[START]
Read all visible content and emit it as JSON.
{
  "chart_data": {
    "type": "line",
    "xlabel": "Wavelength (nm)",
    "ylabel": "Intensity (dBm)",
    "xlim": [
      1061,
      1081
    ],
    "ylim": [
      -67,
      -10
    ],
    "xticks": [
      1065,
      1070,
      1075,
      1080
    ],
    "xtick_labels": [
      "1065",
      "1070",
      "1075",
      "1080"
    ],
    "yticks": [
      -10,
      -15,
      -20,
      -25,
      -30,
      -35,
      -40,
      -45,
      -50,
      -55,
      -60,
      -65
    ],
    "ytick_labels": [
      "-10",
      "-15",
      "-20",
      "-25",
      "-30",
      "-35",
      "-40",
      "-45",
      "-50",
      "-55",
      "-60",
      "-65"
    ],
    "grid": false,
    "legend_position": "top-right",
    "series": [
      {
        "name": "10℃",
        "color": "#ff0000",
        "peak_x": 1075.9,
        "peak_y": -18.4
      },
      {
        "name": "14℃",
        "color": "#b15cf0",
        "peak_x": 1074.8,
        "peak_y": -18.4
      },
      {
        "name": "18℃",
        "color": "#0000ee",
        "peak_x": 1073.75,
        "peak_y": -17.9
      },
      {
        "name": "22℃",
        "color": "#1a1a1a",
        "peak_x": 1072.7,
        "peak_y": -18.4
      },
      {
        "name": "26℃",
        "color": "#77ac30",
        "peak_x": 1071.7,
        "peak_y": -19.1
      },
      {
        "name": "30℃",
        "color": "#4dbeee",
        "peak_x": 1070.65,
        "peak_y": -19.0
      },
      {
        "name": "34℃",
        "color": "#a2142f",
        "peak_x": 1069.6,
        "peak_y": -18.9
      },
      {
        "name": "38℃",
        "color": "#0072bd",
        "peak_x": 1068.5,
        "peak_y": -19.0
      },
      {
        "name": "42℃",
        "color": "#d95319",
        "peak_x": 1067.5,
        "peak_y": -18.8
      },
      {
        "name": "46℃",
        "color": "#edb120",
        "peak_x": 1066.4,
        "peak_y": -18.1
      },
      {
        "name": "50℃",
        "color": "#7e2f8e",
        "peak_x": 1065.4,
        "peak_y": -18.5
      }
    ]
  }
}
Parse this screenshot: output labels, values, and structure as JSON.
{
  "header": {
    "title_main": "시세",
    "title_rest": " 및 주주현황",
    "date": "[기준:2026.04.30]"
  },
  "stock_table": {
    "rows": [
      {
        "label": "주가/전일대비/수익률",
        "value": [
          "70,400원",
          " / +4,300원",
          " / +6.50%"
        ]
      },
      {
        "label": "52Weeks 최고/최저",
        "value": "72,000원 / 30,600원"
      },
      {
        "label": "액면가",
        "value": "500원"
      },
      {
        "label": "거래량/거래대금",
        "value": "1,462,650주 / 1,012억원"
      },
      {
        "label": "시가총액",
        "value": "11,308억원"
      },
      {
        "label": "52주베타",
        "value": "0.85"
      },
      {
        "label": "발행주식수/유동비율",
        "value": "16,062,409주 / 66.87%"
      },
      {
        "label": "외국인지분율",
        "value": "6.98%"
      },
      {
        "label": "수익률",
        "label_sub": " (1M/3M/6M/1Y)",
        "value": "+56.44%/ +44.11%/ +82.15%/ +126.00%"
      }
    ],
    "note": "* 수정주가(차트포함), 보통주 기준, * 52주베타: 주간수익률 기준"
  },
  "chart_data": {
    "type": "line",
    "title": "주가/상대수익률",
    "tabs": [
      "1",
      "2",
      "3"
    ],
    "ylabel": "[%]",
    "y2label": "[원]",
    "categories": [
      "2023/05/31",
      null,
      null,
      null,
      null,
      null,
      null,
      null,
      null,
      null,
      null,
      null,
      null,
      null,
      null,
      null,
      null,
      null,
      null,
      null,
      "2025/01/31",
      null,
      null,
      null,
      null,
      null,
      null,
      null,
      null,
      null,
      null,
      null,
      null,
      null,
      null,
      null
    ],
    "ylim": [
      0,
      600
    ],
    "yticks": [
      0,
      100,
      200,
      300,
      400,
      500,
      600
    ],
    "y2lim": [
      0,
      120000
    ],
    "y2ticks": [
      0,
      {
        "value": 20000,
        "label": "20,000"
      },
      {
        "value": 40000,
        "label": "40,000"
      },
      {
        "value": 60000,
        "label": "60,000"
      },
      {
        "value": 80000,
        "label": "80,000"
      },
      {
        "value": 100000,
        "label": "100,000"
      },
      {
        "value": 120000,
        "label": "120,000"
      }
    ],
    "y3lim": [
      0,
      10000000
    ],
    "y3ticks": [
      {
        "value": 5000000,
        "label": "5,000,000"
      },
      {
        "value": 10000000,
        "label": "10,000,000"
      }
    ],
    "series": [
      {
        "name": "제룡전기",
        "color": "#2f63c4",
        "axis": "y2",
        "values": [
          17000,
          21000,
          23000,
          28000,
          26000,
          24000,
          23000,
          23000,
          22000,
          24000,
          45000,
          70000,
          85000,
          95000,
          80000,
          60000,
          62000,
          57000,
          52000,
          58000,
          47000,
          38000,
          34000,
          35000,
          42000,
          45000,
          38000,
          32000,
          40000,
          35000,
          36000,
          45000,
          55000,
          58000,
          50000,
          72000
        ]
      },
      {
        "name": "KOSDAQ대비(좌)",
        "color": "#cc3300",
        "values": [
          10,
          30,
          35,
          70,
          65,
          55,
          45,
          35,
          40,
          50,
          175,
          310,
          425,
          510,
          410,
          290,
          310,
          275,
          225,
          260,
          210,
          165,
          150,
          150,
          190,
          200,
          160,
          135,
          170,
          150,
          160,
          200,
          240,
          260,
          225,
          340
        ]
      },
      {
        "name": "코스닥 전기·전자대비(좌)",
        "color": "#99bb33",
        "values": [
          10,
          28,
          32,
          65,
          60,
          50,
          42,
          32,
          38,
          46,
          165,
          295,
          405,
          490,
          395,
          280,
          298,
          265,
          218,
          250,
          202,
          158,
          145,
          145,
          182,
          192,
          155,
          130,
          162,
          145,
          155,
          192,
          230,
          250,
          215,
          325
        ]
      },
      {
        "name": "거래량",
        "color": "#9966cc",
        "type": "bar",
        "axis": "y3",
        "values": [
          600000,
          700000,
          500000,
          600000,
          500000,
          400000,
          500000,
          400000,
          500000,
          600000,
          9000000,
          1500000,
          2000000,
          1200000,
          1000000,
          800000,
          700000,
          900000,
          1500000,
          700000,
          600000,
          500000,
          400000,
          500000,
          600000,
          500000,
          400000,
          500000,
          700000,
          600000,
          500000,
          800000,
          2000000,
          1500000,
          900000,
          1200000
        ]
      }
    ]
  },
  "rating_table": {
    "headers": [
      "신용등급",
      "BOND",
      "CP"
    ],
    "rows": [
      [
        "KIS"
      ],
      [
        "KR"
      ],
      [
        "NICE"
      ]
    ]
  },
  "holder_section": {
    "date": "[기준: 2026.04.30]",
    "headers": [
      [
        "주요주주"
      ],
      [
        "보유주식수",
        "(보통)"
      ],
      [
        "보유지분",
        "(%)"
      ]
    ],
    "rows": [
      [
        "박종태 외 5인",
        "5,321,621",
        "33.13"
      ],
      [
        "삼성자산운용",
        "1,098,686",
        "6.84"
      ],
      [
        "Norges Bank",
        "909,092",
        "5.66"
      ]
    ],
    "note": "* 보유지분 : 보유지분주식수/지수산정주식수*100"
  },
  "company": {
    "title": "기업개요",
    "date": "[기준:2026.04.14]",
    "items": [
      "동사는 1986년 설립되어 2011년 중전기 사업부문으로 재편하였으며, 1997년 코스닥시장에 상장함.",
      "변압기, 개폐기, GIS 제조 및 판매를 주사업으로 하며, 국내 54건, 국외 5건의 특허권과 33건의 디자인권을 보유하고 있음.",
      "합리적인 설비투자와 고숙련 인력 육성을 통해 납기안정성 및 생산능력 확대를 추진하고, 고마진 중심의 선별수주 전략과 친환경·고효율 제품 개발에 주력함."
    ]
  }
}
[END]
[TASK TO COMPLETE] Look for lines containing the string "note" and copy them all.

[TASK RESPONSE]
    "note": "* 수정주가(차트포함), 보통주 기준, * 52주베타: 주간수익률 기준"
    "note": "* 보유지분 : 보유지분주식수/지수산정주식수*100"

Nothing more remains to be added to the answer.